# The exercise:
From the entries below, gather each line containing the word "content".

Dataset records
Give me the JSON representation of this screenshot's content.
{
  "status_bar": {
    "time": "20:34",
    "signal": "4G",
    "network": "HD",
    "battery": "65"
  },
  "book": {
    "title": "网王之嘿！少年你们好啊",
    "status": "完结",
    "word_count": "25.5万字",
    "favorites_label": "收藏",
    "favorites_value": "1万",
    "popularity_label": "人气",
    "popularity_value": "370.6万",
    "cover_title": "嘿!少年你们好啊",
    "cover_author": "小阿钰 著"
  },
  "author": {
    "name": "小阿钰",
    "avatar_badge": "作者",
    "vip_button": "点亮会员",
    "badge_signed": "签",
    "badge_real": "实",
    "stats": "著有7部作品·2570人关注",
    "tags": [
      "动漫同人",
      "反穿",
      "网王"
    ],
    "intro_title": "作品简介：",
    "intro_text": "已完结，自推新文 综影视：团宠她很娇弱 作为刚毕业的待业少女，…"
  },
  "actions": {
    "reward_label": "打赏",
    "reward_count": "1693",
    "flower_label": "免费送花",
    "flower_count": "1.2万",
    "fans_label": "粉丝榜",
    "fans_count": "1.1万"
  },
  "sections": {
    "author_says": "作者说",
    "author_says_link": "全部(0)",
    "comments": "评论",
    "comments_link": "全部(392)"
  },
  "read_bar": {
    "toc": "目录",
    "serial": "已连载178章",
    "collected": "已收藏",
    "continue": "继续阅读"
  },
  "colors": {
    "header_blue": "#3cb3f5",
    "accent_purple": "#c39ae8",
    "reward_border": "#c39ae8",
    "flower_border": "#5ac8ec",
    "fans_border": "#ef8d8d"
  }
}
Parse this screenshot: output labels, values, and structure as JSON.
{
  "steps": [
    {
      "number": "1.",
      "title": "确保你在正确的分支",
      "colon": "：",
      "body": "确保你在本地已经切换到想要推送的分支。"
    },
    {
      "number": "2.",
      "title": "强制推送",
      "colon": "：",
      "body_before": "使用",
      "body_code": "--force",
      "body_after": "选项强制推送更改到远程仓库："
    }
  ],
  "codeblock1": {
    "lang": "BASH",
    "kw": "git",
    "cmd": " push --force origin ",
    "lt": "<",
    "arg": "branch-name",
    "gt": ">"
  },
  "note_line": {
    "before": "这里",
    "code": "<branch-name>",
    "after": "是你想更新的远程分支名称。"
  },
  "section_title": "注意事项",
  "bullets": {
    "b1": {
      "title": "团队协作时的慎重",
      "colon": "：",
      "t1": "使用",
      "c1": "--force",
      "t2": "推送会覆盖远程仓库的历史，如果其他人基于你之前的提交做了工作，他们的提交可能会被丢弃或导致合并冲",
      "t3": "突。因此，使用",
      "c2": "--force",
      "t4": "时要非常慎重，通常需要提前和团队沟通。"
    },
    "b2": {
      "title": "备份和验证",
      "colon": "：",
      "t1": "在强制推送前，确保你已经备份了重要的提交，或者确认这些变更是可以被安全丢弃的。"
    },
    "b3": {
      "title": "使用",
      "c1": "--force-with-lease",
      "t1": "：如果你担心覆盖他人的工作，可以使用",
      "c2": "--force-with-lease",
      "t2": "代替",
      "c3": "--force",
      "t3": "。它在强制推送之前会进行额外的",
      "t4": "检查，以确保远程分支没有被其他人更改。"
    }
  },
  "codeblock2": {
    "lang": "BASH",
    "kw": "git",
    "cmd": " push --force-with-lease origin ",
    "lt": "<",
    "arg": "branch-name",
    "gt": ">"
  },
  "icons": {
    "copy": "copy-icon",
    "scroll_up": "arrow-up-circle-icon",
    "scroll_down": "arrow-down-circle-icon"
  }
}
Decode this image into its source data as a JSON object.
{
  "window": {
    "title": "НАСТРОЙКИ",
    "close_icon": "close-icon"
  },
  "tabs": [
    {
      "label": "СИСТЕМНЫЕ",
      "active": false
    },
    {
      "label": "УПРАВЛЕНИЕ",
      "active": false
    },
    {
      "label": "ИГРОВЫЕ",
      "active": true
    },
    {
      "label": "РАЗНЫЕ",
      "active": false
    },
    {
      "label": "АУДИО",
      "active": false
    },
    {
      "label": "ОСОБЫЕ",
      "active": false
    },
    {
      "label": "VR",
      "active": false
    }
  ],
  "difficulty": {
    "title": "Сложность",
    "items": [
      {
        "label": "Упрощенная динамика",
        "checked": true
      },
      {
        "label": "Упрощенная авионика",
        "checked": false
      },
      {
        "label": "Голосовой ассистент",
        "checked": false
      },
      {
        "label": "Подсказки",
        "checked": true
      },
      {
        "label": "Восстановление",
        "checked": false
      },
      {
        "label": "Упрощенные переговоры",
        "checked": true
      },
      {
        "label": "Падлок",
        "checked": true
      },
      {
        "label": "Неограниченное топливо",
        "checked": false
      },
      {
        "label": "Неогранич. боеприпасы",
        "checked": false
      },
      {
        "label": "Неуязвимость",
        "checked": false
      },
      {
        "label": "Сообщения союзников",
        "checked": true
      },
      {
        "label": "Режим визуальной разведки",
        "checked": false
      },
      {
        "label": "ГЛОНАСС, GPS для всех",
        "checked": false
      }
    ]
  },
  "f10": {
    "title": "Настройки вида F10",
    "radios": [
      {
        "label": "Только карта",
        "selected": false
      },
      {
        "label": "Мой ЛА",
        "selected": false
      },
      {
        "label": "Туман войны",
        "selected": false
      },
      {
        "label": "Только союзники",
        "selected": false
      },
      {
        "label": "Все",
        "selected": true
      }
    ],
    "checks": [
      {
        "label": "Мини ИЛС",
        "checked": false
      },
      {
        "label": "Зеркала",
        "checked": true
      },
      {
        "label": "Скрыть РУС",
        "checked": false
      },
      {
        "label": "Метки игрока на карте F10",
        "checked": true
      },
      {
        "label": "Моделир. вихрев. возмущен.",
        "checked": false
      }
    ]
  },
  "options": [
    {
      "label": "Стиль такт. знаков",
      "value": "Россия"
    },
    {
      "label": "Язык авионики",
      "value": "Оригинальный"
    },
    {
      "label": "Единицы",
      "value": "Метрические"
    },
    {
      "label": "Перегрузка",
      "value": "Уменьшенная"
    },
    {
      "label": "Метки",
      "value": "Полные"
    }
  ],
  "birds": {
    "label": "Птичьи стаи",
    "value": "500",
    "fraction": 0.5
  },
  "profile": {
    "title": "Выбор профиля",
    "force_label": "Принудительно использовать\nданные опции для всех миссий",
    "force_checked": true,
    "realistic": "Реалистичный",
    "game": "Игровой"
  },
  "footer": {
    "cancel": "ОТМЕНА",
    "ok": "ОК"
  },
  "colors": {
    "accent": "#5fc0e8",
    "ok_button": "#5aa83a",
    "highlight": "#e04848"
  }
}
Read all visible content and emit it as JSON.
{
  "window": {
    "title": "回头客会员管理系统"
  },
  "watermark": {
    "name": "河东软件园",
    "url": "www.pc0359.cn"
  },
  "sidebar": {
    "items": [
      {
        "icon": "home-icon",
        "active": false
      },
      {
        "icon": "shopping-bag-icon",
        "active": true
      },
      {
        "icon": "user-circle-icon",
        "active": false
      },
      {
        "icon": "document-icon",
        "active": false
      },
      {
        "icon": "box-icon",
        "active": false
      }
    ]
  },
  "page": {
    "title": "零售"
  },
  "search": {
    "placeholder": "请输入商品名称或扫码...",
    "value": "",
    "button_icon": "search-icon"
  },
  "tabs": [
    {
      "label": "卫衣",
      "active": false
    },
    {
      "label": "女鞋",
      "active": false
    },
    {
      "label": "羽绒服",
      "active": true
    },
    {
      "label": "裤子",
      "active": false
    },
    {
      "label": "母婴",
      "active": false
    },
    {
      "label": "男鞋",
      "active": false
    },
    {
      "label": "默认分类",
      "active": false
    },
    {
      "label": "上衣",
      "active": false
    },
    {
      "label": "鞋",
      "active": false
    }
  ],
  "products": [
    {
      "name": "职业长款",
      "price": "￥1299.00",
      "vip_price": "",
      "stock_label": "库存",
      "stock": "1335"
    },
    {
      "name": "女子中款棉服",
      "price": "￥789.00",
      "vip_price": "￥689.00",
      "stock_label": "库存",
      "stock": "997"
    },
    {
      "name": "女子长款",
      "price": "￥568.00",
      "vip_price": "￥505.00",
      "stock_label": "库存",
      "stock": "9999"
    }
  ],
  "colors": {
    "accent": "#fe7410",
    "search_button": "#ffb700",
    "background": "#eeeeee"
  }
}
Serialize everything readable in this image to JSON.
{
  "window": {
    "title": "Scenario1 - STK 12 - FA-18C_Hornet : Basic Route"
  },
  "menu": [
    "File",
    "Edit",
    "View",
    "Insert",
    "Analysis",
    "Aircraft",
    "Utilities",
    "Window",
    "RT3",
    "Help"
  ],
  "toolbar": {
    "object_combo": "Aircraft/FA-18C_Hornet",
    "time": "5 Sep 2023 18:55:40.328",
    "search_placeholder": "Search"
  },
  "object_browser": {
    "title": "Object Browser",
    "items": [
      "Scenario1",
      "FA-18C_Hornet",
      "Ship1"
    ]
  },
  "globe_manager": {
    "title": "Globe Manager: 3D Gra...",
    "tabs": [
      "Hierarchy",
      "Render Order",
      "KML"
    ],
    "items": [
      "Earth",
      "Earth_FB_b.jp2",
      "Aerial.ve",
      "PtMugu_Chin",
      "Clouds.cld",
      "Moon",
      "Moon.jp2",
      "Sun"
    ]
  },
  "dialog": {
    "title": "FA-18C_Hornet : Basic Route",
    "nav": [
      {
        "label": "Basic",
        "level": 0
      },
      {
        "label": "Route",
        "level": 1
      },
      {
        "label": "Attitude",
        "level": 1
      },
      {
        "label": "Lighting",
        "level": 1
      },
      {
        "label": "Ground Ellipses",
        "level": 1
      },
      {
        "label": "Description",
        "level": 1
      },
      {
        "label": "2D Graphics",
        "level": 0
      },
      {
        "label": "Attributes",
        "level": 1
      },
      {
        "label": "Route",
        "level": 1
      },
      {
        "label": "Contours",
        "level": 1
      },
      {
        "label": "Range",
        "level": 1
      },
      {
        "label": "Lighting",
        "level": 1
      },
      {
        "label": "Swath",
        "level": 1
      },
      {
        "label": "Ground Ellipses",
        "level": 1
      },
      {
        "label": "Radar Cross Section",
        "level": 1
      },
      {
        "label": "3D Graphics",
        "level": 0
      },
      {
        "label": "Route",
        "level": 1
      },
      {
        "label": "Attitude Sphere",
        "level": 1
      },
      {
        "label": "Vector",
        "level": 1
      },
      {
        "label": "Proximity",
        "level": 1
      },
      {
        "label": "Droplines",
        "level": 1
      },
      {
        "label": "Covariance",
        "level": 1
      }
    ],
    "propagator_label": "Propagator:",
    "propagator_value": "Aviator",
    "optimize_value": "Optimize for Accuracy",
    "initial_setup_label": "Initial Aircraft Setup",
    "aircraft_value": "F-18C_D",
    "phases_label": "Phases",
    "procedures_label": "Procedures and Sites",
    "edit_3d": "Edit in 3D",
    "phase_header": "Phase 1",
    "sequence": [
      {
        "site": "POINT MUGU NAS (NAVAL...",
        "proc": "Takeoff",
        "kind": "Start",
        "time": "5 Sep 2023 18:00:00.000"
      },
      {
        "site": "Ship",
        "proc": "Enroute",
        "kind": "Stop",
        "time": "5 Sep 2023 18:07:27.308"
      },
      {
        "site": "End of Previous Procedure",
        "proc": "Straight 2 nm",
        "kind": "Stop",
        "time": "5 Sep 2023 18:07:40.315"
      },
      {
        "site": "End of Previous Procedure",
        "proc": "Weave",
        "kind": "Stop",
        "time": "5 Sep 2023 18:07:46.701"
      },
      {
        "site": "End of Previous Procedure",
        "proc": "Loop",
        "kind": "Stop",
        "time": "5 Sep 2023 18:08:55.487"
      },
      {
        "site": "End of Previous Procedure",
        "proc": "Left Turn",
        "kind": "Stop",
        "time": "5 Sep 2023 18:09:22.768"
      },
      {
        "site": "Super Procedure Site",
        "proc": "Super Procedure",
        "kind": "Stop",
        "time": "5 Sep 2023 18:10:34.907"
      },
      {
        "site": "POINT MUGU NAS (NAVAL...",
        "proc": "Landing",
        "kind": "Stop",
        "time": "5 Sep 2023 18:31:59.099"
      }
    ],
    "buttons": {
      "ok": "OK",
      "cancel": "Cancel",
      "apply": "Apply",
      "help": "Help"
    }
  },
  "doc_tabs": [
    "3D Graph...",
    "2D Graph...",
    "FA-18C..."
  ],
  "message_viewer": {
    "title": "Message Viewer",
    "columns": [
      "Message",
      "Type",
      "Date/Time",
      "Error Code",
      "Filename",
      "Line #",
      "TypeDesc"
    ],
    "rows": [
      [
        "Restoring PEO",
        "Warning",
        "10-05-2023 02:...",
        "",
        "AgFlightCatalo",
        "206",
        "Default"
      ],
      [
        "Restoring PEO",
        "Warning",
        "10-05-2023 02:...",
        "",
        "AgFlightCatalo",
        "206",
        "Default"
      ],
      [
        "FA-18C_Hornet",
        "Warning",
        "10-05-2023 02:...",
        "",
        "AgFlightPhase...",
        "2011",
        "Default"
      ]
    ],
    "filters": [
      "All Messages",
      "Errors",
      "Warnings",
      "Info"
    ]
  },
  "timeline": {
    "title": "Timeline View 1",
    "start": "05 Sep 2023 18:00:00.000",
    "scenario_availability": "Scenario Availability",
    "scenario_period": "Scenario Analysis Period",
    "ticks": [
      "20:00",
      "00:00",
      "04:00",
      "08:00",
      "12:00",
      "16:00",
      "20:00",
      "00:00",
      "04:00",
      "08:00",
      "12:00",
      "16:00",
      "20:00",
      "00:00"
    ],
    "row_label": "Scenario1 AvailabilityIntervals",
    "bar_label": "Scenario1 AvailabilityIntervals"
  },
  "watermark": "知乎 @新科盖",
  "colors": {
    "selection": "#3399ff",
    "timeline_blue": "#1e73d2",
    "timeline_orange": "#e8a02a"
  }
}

# Answer in full:
Give me the JSON representation of this screenshot's content.
Read all visible content and emit it as JSON.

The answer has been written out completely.